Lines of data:
=-=-=

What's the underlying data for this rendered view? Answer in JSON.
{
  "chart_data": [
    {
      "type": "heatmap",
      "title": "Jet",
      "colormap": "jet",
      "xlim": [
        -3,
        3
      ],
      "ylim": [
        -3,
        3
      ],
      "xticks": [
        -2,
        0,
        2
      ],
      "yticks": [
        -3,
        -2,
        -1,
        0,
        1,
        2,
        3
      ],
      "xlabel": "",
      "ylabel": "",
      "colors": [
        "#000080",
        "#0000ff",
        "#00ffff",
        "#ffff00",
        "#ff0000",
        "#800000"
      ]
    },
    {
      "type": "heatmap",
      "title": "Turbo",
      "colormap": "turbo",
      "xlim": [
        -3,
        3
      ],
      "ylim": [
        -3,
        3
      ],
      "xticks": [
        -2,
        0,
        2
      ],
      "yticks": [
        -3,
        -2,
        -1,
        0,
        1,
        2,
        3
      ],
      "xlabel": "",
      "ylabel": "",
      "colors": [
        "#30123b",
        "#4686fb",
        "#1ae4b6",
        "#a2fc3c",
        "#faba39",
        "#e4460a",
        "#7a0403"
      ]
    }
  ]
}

=-=-=

*EXERCISE DETAILS*: Please output the entire listing exactly as it stands.

*SOLUTION TO THE EXERCISE*:
What's the underlying data for this rendered view? Answer in JSON.
{
  "chart_data": [
    {
      "type": "heatmap",
      "title": "Jet",
      "colormap": "jet",
      "xlim": [
        -3,
        3
      ],
      "ylim": [
        -3,
        3
      ],
      "xticks": [
        -2,
        0,
        2
      ],
      "yticks": [
        -3,
        -2,
        -1,
        0,
        1,
        2,
        3
      ],
      "xlabel": "",
      "ylabel": "",
      "colors": [
        "#000080",
        "#0000ff",
        "#00ffff",
        "#ffff00",
        "#ff0000",
        "#800000"
      ]
    },
    {
      "type": "heatmap",
      "title": "Turbo",
      "colormap": "turbo",
      "xlim": [
        -3,
        3
      ],
      "ylim": [
        -3,
        3
      ],
      "xticks": [
        -2,
        0,
        2
      ],
      "yticks": [
        -3,
        -2,
        -1,
        0,
        1,
        2,
        3
      ],
      "xlabel": "",
      "ylabel": "",
      "colors": [
        "#30123b",
        "#4686fb",
        "#1ae4b6",
        "#a2fc3c",
        "#faba39",
        "#e4460a",
        "#7a0403"
      ]
    }
  ]
}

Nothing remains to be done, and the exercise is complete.